◆ Instruction ◆
Your task is to locate every line holding the string "SRMTID" and to copy each of them.

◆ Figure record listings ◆
>>>>>

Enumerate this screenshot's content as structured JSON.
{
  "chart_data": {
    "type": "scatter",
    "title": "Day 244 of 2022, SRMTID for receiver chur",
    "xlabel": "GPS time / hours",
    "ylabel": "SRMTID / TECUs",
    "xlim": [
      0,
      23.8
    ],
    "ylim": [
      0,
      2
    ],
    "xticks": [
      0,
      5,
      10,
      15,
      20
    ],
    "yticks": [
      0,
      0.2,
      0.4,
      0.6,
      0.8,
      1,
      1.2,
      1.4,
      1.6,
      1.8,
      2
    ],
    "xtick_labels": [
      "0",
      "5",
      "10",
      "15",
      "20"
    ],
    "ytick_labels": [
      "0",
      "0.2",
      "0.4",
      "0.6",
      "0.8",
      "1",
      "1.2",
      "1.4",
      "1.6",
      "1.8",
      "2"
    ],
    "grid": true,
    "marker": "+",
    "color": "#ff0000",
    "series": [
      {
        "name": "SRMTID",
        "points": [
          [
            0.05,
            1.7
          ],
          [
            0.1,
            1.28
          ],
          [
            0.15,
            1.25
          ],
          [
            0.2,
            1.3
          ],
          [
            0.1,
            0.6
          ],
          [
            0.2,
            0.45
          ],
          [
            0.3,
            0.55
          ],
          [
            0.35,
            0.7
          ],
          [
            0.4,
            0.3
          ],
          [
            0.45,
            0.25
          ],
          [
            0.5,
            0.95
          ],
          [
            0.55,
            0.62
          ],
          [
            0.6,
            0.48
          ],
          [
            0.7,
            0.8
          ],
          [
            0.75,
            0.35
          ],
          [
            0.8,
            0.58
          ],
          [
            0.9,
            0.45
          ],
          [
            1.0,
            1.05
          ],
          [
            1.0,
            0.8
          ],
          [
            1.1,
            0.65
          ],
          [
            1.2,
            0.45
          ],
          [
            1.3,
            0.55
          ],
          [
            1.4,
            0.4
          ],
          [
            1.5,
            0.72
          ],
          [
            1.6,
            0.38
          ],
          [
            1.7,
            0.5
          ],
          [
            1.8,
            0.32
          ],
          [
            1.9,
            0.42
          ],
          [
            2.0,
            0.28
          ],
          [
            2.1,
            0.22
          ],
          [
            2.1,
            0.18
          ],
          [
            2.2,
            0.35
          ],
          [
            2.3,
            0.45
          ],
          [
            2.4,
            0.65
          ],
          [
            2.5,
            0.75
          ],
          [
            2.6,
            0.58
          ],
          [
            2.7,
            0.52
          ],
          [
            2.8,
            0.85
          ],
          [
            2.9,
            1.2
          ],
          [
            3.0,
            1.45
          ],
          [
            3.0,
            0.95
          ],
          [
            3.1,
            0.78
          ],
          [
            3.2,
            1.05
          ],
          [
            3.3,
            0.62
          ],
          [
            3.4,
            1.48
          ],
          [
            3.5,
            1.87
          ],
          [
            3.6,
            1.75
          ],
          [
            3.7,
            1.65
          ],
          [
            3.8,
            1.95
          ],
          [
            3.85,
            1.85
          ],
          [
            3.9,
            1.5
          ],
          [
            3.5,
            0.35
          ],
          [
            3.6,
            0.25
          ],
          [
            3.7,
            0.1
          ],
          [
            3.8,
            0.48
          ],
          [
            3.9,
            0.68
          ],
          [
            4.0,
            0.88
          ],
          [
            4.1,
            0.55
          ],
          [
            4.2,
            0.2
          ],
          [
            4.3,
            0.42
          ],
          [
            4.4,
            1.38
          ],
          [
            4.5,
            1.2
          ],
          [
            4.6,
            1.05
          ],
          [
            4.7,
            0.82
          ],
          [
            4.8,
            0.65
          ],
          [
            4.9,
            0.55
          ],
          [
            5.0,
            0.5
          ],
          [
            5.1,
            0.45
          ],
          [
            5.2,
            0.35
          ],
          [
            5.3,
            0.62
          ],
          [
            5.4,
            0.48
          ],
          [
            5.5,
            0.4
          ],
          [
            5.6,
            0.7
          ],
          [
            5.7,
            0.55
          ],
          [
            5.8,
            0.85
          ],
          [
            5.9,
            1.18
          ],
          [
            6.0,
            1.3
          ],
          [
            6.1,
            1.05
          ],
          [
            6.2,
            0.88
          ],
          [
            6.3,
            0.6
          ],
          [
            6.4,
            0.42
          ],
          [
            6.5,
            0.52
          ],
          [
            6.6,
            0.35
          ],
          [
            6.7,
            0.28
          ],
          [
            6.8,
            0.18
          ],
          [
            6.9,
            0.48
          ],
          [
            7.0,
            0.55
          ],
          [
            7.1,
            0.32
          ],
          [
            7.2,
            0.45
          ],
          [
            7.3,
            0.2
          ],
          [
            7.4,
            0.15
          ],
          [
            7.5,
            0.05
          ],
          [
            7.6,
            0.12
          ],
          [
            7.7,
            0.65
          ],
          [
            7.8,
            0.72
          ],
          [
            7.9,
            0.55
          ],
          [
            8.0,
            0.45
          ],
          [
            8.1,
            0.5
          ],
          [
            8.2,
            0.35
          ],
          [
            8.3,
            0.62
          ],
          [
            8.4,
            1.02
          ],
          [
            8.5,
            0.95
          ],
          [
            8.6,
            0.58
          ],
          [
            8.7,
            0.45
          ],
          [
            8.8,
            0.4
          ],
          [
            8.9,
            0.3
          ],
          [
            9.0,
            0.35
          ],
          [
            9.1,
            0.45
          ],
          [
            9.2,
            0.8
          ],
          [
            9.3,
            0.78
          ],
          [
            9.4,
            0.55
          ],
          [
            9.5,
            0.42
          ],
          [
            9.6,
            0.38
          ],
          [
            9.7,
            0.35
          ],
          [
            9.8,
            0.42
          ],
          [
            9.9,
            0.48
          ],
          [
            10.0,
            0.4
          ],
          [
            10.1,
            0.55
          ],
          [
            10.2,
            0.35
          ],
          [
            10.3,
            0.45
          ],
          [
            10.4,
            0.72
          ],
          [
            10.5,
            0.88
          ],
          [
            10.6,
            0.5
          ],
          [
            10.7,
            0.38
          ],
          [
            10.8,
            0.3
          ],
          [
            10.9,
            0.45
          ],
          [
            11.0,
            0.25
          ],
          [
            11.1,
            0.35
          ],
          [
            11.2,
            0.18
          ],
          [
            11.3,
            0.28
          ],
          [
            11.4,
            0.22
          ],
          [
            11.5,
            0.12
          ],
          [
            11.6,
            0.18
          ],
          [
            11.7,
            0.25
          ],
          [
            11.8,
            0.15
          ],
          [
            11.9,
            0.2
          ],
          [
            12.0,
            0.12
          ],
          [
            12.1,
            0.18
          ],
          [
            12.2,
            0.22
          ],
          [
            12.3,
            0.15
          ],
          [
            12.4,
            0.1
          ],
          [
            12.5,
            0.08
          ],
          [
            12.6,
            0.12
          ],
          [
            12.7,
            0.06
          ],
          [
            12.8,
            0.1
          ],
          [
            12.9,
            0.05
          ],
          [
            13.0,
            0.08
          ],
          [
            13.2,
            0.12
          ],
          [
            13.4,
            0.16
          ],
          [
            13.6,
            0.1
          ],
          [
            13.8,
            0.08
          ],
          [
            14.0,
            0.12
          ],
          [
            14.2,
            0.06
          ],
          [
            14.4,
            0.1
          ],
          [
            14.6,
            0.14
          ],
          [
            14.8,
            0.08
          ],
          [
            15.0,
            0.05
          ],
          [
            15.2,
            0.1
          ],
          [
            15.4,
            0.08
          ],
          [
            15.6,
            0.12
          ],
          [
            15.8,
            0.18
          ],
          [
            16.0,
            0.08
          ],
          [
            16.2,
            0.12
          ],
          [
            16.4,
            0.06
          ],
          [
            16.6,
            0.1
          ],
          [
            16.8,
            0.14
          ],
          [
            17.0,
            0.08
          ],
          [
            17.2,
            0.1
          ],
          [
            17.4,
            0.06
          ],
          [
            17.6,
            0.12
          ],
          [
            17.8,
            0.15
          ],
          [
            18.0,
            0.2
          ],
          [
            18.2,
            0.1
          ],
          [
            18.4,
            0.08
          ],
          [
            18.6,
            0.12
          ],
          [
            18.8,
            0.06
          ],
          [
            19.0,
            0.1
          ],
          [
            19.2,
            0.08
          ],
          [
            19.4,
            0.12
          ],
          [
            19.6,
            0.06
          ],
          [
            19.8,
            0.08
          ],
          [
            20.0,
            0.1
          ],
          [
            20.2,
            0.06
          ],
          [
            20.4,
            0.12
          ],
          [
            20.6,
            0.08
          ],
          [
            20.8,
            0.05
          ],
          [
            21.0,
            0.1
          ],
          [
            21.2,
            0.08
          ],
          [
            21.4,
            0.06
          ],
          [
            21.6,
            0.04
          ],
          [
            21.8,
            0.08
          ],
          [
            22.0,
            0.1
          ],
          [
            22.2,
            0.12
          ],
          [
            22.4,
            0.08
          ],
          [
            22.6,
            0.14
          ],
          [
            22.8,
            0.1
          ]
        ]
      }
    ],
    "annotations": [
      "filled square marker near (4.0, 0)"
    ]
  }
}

<<<<<

◆ Answer to this task ◆
    "title": "Day 244 of 2022, SRMTID for receiver chur",
    "ylabel": "SRMTID / TECUs",
        "name": "SRMTID",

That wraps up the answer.